● **WHAT YOU SHOULD DO**:
Repeat the records below exactly, leaving out any pictures.

* start LISTED ENTRIES *

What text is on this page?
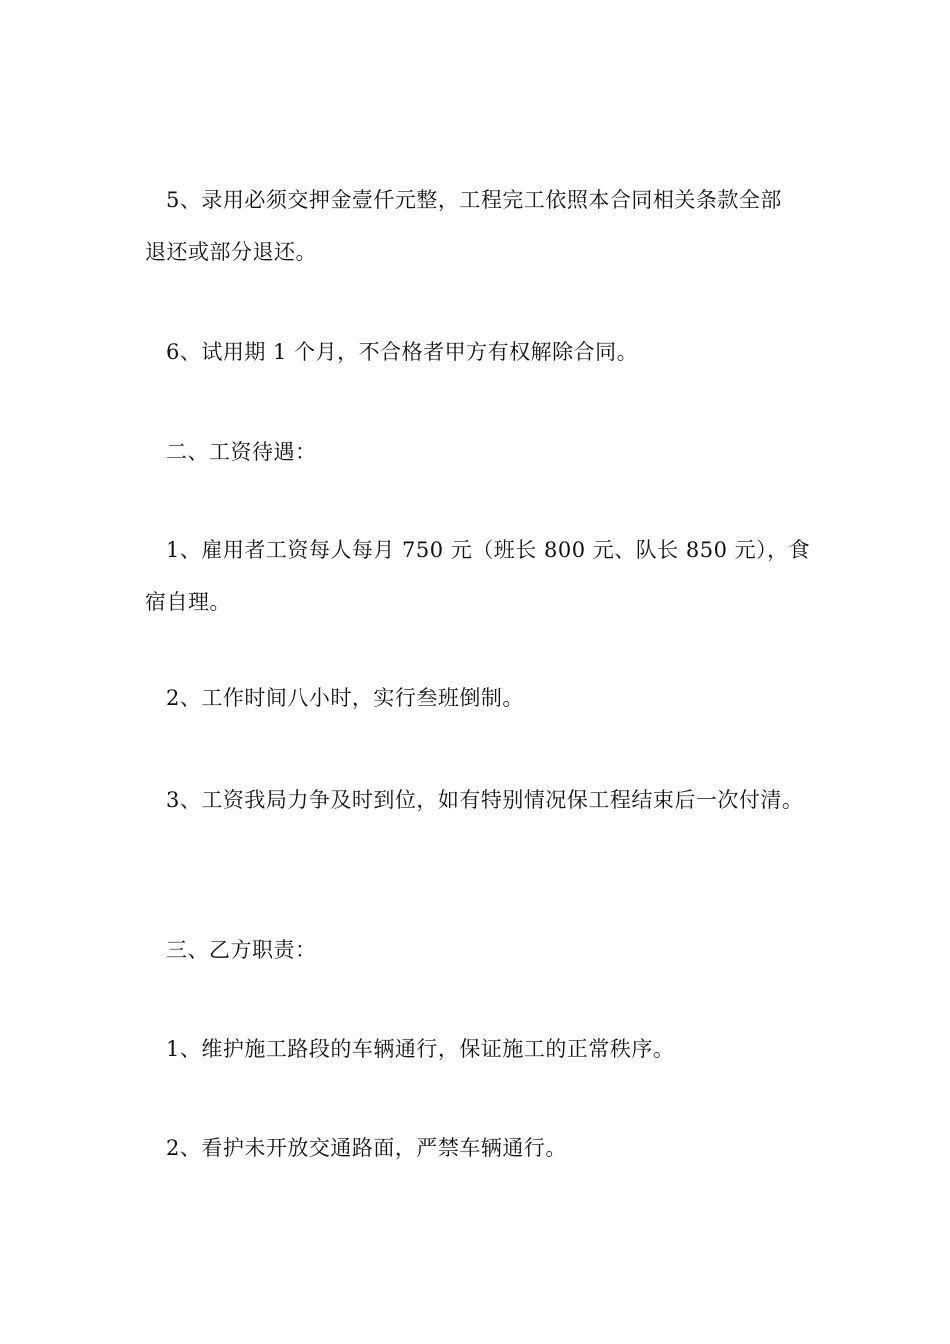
5、录用必须交押金壹仟元整，工程完工依照本合同相关条款全部
退还或部分退还。
6、试用期 1 个月，不合格者甲方有权解除合同。
二、工资待遇：
1、雇用者工资每人每月 750 元（班长 800 元、队长 850 元），食
宿自理。
2、工作时间八小时，实行叁班倒制。
3、工资我局力争及时到位，如有特别情况保工程结束后一次付清。
三、乙方职责：
1、维护施工路段的车辆通行，保证施工的正常秩序。
2、看护未开放交通路面，严禁车辆通行。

* end LISTED ENTRIES *

● **RIGHT ANSWER**:
What text is on this page?
5、录用必须交押金壹仟元整，工程完工依照本合同相关条款全部
退还或部分退还。
6、试用期 1 个月，不合格者甲方有权解除合同。
二、工资待遇：
1、雇用者工资每人每月 750 元（班长 800 元、队长 850 元），食
宿自理。
2、工作时间八小时，实行叁班倒制。
3、工资我局力争及时到位，如有特别情况保工程结束后一次付清。
三、乙方职责：
1、维护施工路段的车辆通行，保证施工的正常秩序。
2、看护未开放交通路面，严禁车辆通行。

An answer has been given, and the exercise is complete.